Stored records

◇ ◇ ◇ ◇ ◇ ◇ ◇

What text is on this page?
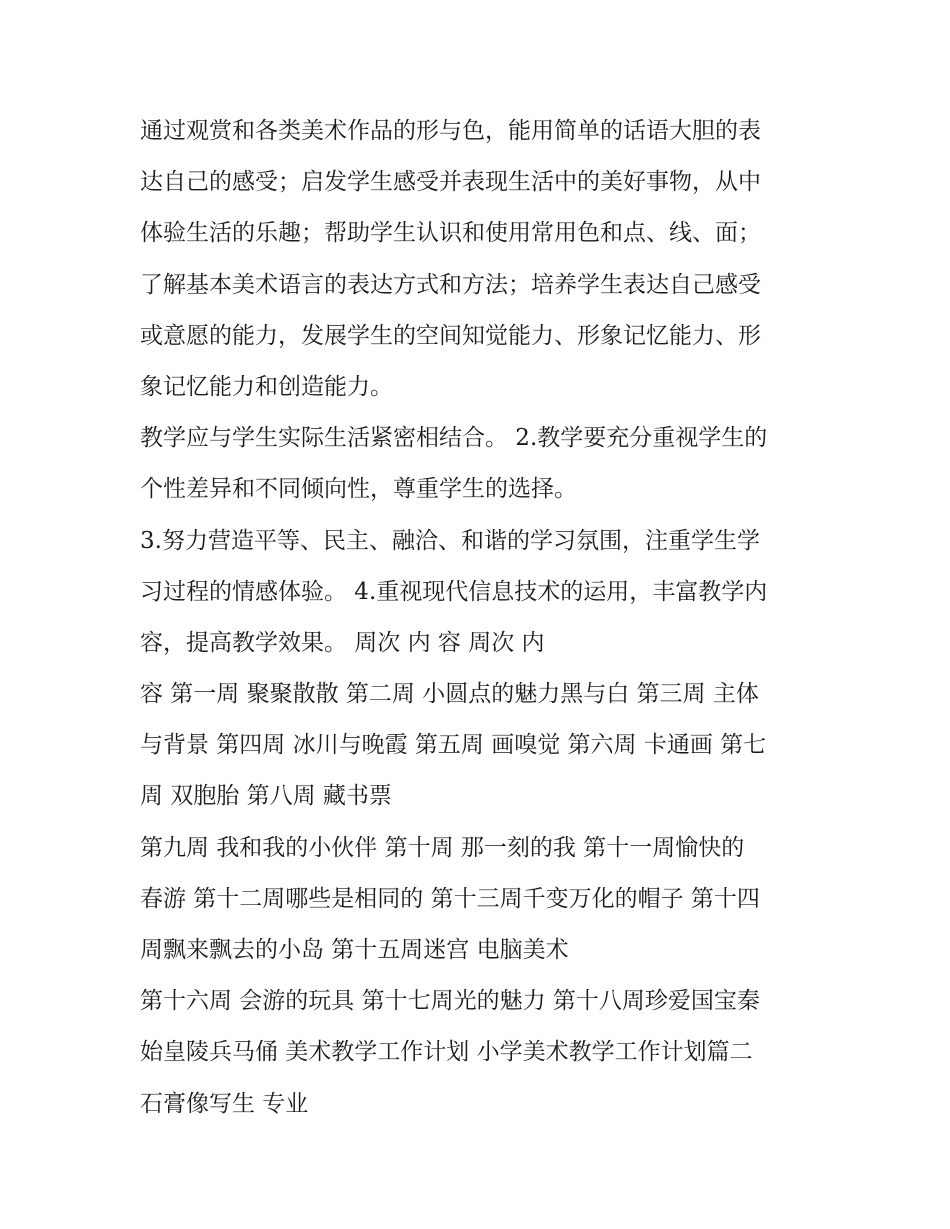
通过观赏和各类美术作品的形与色，能用简单的话语大胆的表
达自己的感受；启发学生感受并表现生活中的美好事物，从中
体验生活的乐趣；帮助学生认识和使用常用色和点、线、面；
了解基本美术语言的表达方式和方法；培养学生表达自己感受
或意愿的能力，发展学生的空间知觉能力、形象记忆能力、形
象记忆能力和创造能力。
教学应与学生实际生活紧密相结合。 2.教学要充分重视学生的
个性差异和不同倾向性，尊重学生的选择。
3.努力营造平等、民主、融洽、和谐的学习氛围，注重学生学
习过程的情感体验。 4.重视现代信息技术的运用，丰富教学内
容，提高教学效果。 周次 内 容 周次 内
容 第一周 聚聚散散 第二周 小圆点的魅力黑与白 第三周 主体
与背景 第四周 冰川与晚霞 第五周 画嗅觉 第六周 卡通画 第七
周 双胞胎 第八周 藏书票
第九周 我和我的小伙伴 第十周 那一刻的我 第十一周愉快的
春游 第十二周哪些是相同的 第十三周千变万化的帽子 第十四
周飘来飘去的小岛 第十五周迷宫 电脑美术
第十六周 会游的玩具 第十七周光的魅力 第十八周珍爱国宝秦
始皇陵兵马俑 美术教学工作计划 小学美术教学工作计划篇二
石膏像写生 专业
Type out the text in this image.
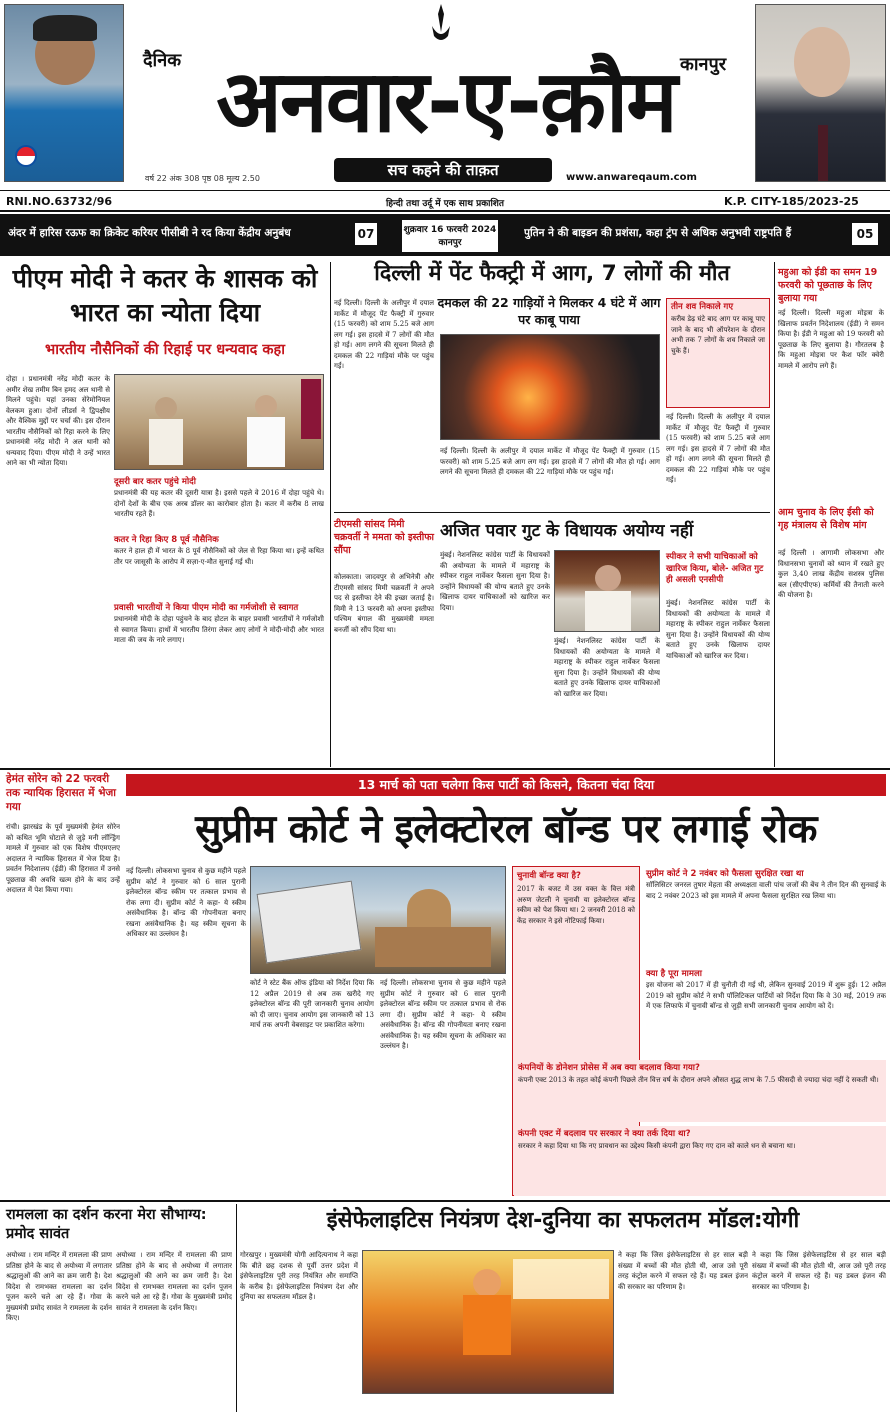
दैनिक	कानपुर
अनवार-ए-क़ौम
सच कहने की ताक़त	www.anwareqaum.com
वर्ष 22 अंक 308 पृष्ठ 08 मूल्य 2.50
RNI.NO.63732/96	हिन्दी तथा उर्दू में एक साथ प्रकाशित	K.P. CITY-185/2023-25
अंदर में हारिस रऊफ का क्रिकेट करियर पीसीबी ने रद किया केंद्रीय अनुबंध	07	शुक्रवार 16 फरवरी 2024 कानपुर
पुतिन ने की बाइडन की प्रशंसा, कहा ट्रंप से अधिक अनुभवी राष्ट्रपति हैं	05
पीएम मोदी ने कतर के शासक को भारत का न्योता दिया
भारतीय नौसैनिकों की रिहाई पर धन्यवाद कहा
दोहा । प्रधानमंत्री नरेंद्र मोदी कतर के अमीर शेख तमीम बिन हमद अल थानी से मिलने पहुंचे। यहां उनका सेरेमोनियल वेलकम हुआ। दोनों लीडर्स ने द्विपक्षीय और वैश्विक मुद्दों पर चर्चा की। इस दौरान भारतीय नौसैनिकों को रिहा करने के लिए प्रधानमंत्री नरेंद्र मोदी ने अल थानी को धन्यवाद दिया। पीएम मोदी ने उन्हें भारत आने का भी न्योता दिया।
दूसरी बार कतर पहुंचे मोदी
प्रधानमंत्री की यह कतर की दूसरी यात्रा है। इससे पहले वे 2016 में दोहा पहुंचे थे। दोनों देशों के बीच एक अरब डॉलर का कारोबार होता है। कतर में करीब 8 लाख भारतीय रहते हैं।
कतर ने रिहा किए 8 पूर्व नौसैनिक
कतर ने हाल ही में भारत के 8 पूर्व नौसैनिकों को जेल से रिहा किया था। इन्हें कथित तौर पर जासूसी के आरोप में सज़ा-ए-मौत सुनाई गई थी।
प्रवासी भारतीयों ने किया पीएम मोदी का गर्मजोशी से स्वागत
प्रधानमंत्री मोदी के दोहा पहुंचने के बाद होटल के बाहर प्रवासी भारतीयों ने गर्मजोशी से स्वागत किया। हाथों में भारतीय तिरंगा लेकर आए लोगों ने मोदी-मोदी और भारत माता की जय के नारे लगाए।
दिल्ली में पेंट फैक्ट्री में आग, 7 लोगों की मौत
दमकल की 22 गाड़ियों ने मिलकर 4 घंटे में आग पर काबू पाया
नई दिल्ली। दिल्ली के अलीपुर में दयाल मार्केट में मौजूद पेंट फैक्ट्री में गुरुवार (15 फरवरी) को शाम 5.25 बजे आग लग गई। इस हादसे में 7 लोगों की मौत हो गई। आग लगने की सूचना मिलते ही दमकल की 22 गाड़ियां मौके पर पहुंच गईं।
तीन शव निकाले गए
करीब डेढ़ घंटे बाद आग पर काबू पाए जाने के बाद भी ऑपरेशन के दौरान अभी तक 7 लोगों के शव निकाले जा चुके हैं।
नई दिल्ली। दिल्ली के अलीपुर में दयाल मार्केट में मौजूद पेंट फैक्ट्री में गुरुवार (15 फरवरी) को शाम 5.25 बजे आग लग गई। इस हादसे में 7 लोगों की मौत हो गई। आग लगने की सूचना मिलते ही दमकल की 22 गाड़ियां मौके पर पहुंच गईं।
नई दिल्ली। दिल्ली के अलीपुर में दयाल मार्केट में मौजूद पेंट फैक्ट्री में गुरुवार (15 फरवरी) को शाम 5.25 बजे आग लग गई। इस हादसे में 7 लोगों की मौत हो गई। आग लगने की सूचना मिलते ही दमकल की 22 गाड़ियां मौके पर पहुंच गईं।
टीएमसी सांसद मिमी चक्रवर्ती ने ममता को इस्तीफा सौंपा
कोलकाता। जादवपुर से अभिनेत्री और टीएमसी सांसद मिमी चक्रवर्ती ने अपने पद से इस्तीफा देने की इच्छा जताई है। मिमी ने 13 फरवरी को अपना इस्तीफा पश्चिम बंगाल की मुख्यमंत्री ममता बनर्जी को सौंप दिया था।
अजित पवार गुट के विधायक अयोग्य नहीं
मुंबई। नेशनलिस्ट कांग्रेस पार्टी के विधायकों की अयोग्यता के मामले में महाराष्ट्र के स्पीकर राहुल नार्वेकर फैसला सुना दिया है। उन्होंने विधायकों की योग्य बताते हुए उनके खिलाफ दायर याचिकाओं को खारिज कर दिया।
मुंबई। नेशनलिस्ट कांग्रेस पार्टी के विधायकों की अयोग्यता के मामले में महाराष्ट्र के स्पीकर राहुल नार्वेकर फैसला सुना दिया है। उन्होंने विधायकों की योग्य बताते हुए उनके खिलाफ दायर याचिकाओं को खारिज कर दिया।
स्पीकर ने सभी याचिकाओं को खारिज किया, बोले- अजित गुट ही असली एनसीपी
मुंबई। नेशनलिस्ट कांग्रेस पार्टी के विधायकों की अयोग्यता के मामले में महाराष्ट्र के स्पीकर राहुल नार्वेकर फैसला सुना दिया है। उन्होंने विधायकों की योग्य बताते हुए उनके खिलाफ दायर याचिकाओं को खारिज कर दिया।
महुआ को ईडी का समन 19 फरवरी को पूछताछ के लिए बुलाया गया
नई दिल्ली। दिल्ली महुआ मोइत्रा के खिलाफ प्रवर्तन निदेशालय (ईडी) ने समन किया है। ईडी ने महुआ को 19 फरवरी को पूछताछ के लिए बुलाया है। गौरतलब है कि महुआ मोइत्रा पर कैश फॉर क्वेरी मामले में आरोप लगे हैं।
आम चुनाव के लिए ईसी को गृह मंत्रालय से विशेष मांग
नई दिल्ली । आगामी लोकसभा और विधानसभा चुनावों को ध्यान में रखते हुए कुल 3,40 लाख केंद्रीय सशस्त्र पुलिस बल (सीएपीएफ) कर्मियों की तैनाती करने की योजना है।
हेमंत सोरेन को 22 फरवरी तक न्यायिक हिरासत में भेजा गया
रांची। झारखंड के पूर्व मुख्यमंत्री हेमंत सोरेन को कथित भूमि घोटाले से जुड़े मनी लॉन्ड्रिंग मामले में गुरुवार को एक विशेष पीएमएलए अदालत ने न्यायिक हिरासत में भेज दिया है। प्रवर्तन निदेशालय (ईडी) की हिरासत में उनसे पूछताछ की अवधि खत्म होने के बाद उन्हें अदालत में पेश किया गया।
13 मार्च को पता चलेगा किस पार्टी को किसने, कितना चंदा दिया
सुप्रीम कोर्ट ने इलेक्टोरल बॉन्ड पर लगाई रोक
नई दिल्ली। लोकसभा चुनाव से कुछ महीने पहले सुप्रीम कोर्ट ने गुरुवार को 6 साल पुरानी इलेक्टोरल बॉन्ड स्कीम पर तत्काल प्रभाव से रोक लगा दी। सुप्रीम कोर्ट ने कहा- ये स्कीम असंवैधानिक है। बॉन्ड की गोपनीयता बनाए रखना असंवैधानिक है। यह स्कीम सूचना के अधिकार का उल्लंघन है।
कोर्ट ने स्टेट बैंक ऑफ इंडिया को निर्देश दिया कि 12 अप्रैल 2019 से अब तक खरीदे गए इलेक्टोरल बॉन्ड की पूरी जानकारी चुनाव आयोग को दी जाए। चुनाव आयोग इस जानकारी को 13 मार्च तक अपनी वेबसाइट पर प्रकाशित करेगा।
नई दिल्ली। लोकसभा चुनाव से कुछ महीने पहले सुप्रीम कोर्ट ने गुरुवार को 6 साल पुरानी इलेक्टोरल बॉन्ड स्कीम पर तत्काल प्रभाव से रोक लगा दी। सुप्रीम कोर्ट ने कहा- ये स्कीम असंवैधानिक है। बॉन्ड की गोपनीयता बनाए रखना असंवैधानिक है। यह स्कीम सूचना के अधिकार का उल्लंघन है।
चुनावी बॉन्ड क्या है?
2017 के बजट में उस वक्त के वित्त मंत्री अरुण जेटली ने चुनावी या इलेक्टोरल बॉन्ड स्कीम को पेश किया था। 2 जनवरी 2018 को केंद्र सरकार ने इसे नोटिफाई किया।
सुप्रीम कोर्ट ने 2 नवंबर को फैसला सुरक्षित रखा था
सॉलिसिटर जनरल तुषार मेहता की अध्यक्षता वाली पांच जजों की बेंच ने तीन दिन की सुनवाई के बाद 2 नवंबर 2023 को इस मामले में अपना फैसला सुरक्षित रख लिया था।
क्या है पूरा मामला
इस योजना को 2017 में ही चुनौती दी गई थी, लेकिन सुनवाई 2019 में शुरू हुई। 12 अप्रैल 2019 को सुप्रीम कोर्ट ने सभी पॉलिटिकल पार्टियों को निर्देश दिया कि वे 30 मई, 2019 तक में एक लिफाफे में चुनावी बॉन्ड से जुड़ी सभी जानकारी चुनाव आयोग को दें।
कंपनियों के डोनेशन प्रोसेस में अब क्या बदलाव किया गया?
कंपनी एक्ट 2013 के तहत कोई कंपनी पिछले तीन वित्त वर्ष के दौरान अपने औसत शुद्ध लाभ के 7.5 फीसदी से ज्यादा चंदा नहीं दे सकती थी।
कंपनी एक्ट में बदलाव पर सरकार ने क्या तर्क दिया था?
सरकार ने कहा दिया था कि नए प्रावधान का उद्देश्य किसी कंपनी द्वारा किए गए दान को काले धन से बचाना था।
रामलला का दर्शन करना मेरा सौभाग्य: प्रमोद सावंत
अयोध्या । राम मन्दिर में रामलला की प्राण प्रतिष्ठा होने के बाद से अयोध्या में लगातार श्रद्धालुओं की आने का क्रम जारी है। देश विदेश से रामभक्त रामलला का दर्शन पूजन करने चले आ रहे हैं। गोवा के मुख्यमंत्री प्रमोद सावंत ने रामलला के दर्शन किए।
अयोध्या । राम मन्दिर में रामलला की प्राण प्रतिष्ठा होने के बाद से अयोध्या में लगातार श्रद्धालुओं की आने का क्रम जारी है। देश विदेश से रामभक्त रामलला का दर्शन पूजन करने चले आ रहे हैं। गोवा के मुख्यमंत्री प्रमोद सावंत ने रामलला के दर्शन किए।
इंसेफेलाइटिस नियंत्रण देश-दुनिया का सफलतम मॉडल:योगी
गोरखपुर । मुख्यमंत्री योगी आदित्यनाथ ने कहा कि बीते छह दशक से पूर्वी उत्तर प्रदेश में इंसेफेलाइटिस पूरी तरह नियंत्रित और समाप्ति के करीब है। इंसेफेलाइटिस नियंत्रण देश और दुनिया का सफलतम मॉडल है।
ने कहा कि जिस इंसेफेलाइटिस से हर साल बड़ी संख्या में बच्चों की मौत होती थी, आज उसे पूरी तरह कंट्रोल करने में सफल रहे हैं। यह डबल इंजन की सरकार का परिणाम है।
ने कहा कि जिस इंसेफेलाइटिस से हर साल बड़ी संख्या में बच्चों की मौत होती थी, आज उसे पूरी तरह कंट्रोल करने में सफल रहे हैं। यह डबल इंजन की सरकार का परिणाम है।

◇ ◇ ◇ ◇ ◇ ◇ ◇

• **Goal**
Scan the material above for the string "text" and return the lines that hold it.

• **Task answer**
What text is on this page?
Type out the text in this image.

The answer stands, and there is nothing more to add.